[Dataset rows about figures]
────────────────
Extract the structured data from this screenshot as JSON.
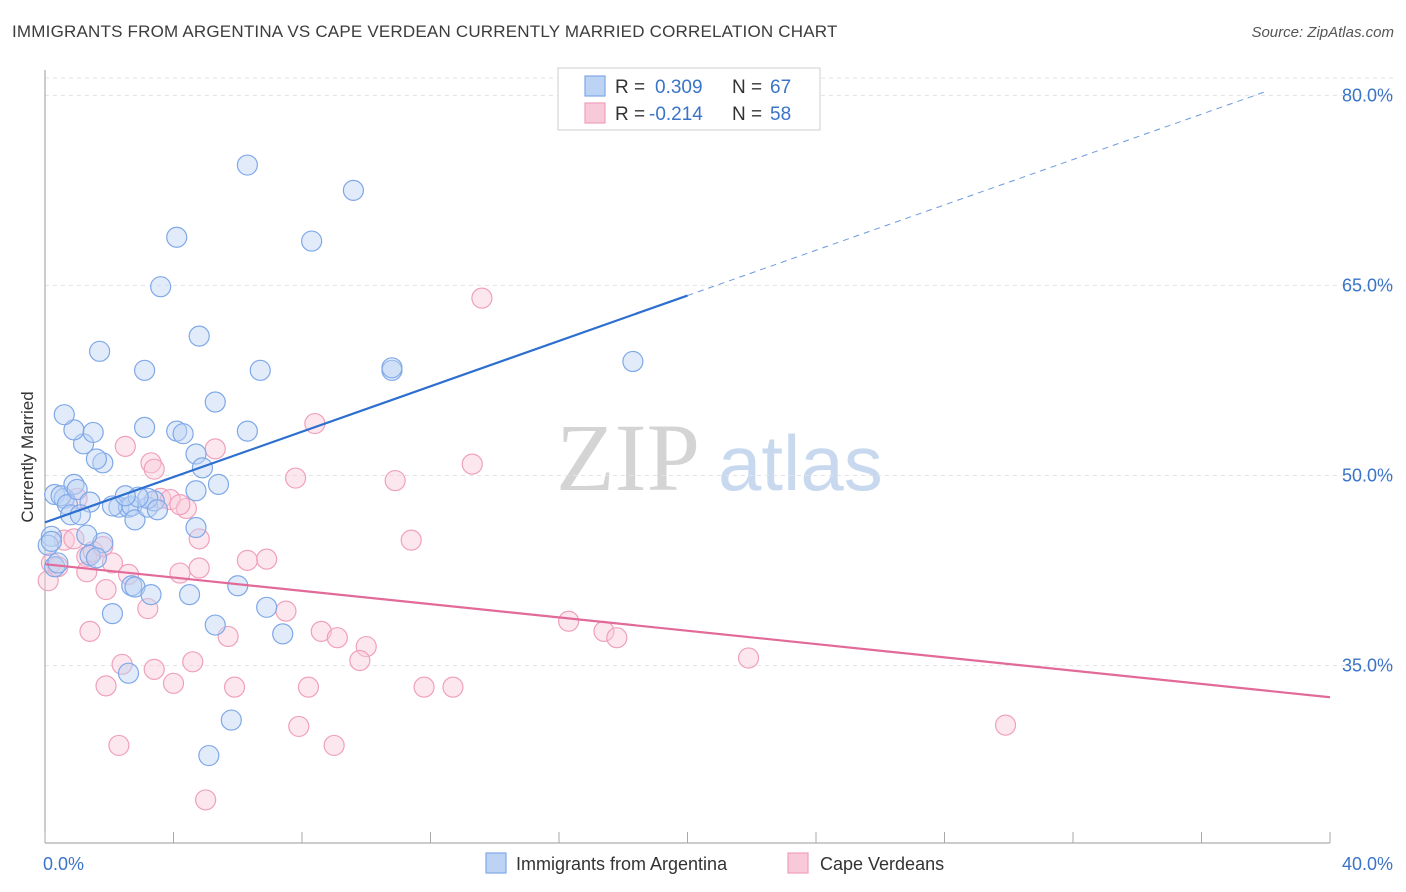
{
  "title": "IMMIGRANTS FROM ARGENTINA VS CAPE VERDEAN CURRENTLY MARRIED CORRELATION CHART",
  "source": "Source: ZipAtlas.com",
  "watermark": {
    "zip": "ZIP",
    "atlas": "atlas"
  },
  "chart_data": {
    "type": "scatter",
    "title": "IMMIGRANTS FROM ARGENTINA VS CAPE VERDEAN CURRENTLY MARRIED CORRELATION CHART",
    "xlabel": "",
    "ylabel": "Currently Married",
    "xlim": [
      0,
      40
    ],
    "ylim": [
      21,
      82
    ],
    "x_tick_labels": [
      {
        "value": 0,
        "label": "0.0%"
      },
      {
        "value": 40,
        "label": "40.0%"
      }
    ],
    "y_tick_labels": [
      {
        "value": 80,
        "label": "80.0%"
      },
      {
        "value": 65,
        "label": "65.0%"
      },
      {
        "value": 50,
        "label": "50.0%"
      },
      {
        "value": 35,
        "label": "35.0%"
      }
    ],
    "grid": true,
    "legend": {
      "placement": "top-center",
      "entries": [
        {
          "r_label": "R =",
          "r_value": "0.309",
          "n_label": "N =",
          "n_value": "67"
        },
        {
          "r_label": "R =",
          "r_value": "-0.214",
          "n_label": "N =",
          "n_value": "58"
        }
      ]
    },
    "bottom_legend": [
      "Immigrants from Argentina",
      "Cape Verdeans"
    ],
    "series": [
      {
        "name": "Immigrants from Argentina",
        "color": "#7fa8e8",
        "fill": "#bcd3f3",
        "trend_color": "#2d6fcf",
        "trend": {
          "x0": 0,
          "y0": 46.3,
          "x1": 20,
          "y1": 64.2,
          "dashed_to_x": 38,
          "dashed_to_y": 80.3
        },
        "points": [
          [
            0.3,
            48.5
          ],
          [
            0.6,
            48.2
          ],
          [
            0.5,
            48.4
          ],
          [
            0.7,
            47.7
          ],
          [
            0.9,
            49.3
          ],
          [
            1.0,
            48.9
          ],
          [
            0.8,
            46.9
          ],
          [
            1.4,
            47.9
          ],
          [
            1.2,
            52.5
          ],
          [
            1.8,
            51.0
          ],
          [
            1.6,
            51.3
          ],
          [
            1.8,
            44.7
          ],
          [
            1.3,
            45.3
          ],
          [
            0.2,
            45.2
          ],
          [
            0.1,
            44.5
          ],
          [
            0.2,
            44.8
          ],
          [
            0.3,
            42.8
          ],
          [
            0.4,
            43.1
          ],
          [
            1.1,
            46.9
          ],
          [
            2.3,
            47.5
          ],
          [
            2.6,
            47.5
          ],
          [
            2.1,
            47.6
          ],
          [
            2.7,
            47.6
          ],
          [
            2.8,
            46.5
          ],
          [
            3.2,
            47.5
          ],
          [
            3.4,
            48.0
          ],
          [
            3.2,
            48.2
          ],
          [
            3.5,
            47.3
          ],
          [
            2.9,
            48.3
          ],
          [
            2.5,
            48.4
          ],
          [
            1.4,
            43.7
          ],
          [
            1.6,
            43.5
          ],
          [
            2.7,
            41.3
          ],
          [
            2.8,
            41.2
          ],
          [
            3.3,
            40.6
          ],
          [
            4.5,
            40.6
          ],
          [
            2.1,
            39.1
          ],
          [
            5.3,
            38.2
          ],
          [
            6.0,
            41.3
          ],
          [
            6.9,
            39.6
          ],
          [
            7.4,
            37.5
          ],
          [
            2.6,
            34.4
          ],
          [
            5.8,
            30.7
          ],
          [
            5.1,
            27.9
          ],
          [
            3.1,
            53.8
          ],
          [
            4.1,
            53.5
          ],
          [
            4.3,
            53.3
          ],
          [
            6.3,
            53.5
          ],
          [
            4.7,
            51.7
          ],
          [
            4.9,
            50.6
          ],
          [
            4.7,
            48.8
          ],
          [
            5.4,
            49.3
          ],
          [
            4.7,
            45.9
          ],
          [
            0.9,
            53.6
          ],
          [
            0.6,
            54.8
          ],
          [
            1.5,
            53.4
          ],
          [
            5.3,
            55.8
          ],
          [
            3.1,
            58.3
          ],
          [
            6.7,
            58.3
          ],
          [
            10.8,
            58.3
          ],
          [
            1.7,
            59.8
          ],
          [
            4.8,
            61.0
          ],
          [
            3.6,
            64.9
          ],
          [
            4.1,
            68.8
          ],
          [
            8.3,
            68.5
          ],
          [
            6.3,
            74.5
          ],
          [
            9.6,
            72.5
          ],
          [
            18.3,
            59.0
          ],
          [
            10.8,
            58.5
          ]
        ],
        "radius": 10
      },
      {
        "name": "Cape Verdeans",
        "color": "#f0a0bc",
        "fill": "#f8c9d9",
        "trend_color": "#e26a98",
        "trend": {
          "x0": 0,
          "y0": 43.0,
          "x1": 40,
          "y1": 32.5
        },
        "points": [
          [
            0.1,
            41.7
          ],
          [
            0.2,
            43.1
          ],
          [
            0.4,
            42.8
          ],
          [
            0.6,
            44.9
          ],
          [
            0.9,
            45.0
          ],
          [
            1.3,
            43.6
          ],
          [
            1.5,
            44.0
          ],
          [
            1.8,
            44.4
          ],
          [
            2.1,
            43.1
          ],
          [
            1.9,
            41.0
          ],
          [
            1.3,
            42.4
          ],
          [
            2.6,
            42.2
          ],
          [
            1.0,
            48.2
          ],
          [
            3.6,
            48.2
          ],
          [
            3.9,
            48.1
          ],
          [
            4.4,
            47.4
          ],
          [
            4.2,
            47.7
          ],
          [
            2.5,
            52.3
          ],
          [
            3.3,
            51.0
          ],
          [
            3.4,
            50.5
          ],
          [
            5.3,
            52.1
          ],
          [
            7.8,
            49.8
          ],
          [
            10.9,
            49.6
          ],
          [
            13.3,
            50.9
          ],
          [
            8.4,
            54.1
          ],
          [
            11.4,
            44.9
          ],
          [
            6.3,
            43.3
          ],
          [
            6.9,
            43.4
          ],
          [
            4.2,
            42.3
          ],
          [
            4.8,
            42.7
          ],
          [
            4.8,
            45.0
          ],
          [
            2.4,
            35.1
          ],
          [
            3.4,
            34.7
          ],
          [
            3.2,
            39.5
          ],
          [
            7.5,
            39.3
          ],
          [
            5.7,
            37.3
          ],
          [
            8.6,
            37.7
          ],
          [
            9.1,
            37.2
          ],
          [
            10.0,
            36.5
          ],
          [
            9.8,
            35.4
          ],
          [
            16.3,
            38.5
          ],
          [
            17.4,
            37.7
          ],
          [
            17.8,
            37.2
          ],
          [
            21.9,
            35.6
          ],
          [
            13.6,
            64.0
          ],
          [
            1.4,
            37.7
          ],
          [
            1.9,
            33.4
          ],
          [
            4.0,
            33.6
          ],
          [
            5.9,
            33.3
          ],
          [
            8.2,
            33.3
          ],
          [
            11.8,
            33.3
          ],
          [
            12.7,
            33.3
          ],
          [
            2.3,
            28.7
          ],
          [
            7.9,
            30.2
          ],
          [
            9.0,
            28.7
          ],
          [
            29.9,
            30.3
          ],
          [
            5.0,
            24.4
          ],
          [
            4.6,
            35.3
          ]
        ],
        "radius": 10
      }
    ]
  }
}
────────────────
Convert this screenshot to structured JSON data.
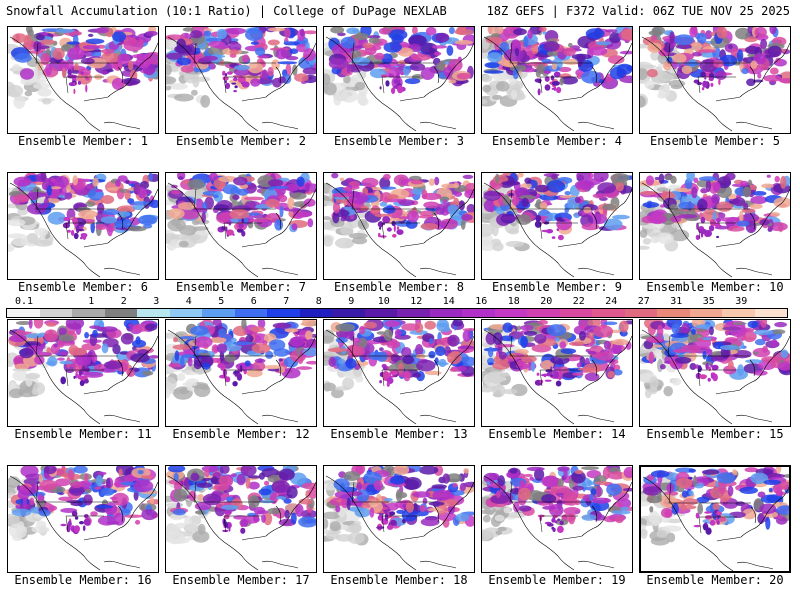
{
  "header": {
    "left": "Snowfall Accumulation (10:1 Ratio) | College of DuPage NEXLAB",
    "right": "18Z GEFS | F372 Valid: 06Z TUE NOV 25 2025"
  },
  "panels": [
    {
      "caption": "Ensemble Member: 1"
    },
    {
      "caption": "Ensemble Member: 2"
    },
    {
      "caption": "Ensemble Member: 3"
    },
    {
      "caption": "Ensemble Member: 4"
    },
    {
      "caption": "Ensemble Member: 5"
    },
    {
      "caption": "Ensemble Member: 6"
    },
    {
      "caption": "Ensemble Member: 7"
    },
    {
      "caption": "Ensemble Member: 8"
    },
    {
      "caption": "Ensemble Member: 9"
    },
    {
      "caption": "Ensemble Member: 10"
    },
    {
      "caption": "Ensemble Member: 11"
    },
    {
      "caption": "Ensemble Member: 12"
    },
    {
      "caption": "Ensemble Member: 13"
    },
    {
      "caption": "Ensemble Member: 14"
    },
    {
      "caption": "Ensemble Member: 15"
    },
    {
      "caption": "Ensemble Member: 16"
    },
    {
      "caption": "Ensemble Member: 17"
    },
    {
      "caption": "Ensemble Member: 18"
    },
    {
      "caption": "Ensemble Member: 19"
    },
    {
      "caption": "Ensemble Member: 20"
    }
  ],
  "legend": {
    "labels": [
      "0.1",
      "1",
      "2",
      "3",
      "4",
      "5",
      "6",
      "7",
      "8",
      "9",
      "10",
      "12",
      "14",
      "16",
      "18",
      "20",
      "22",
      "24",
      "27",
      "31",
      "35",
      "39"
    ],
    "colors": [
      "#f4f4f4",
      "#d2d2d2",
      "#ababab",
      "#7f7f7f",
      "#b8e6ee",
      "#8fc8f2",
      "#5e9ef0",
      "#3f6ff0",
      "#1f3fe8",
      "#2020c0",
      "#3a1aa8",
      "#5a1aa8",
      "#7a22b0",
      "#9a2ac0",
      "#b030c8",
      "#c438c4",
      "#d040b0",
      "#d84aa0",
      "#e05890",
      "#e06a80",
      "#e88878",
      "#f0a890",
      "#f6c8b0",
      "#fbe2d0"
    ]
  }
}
────────────────
[THE REQUEST] Pick out the lines containing the string "title" and show them.

[RESULT OF THE EXERCISE]
  "title": "IMMIGRANTS FROM ARGENTINA VS CAPE VERDEAN CURRENTLY MARRIED CORRELATION CHART",
    "title": "IMMIGRANTS FROM ARGENTINA VS CAPE VERDEAN CURRENTLY MARRIED CORRELATION CHART",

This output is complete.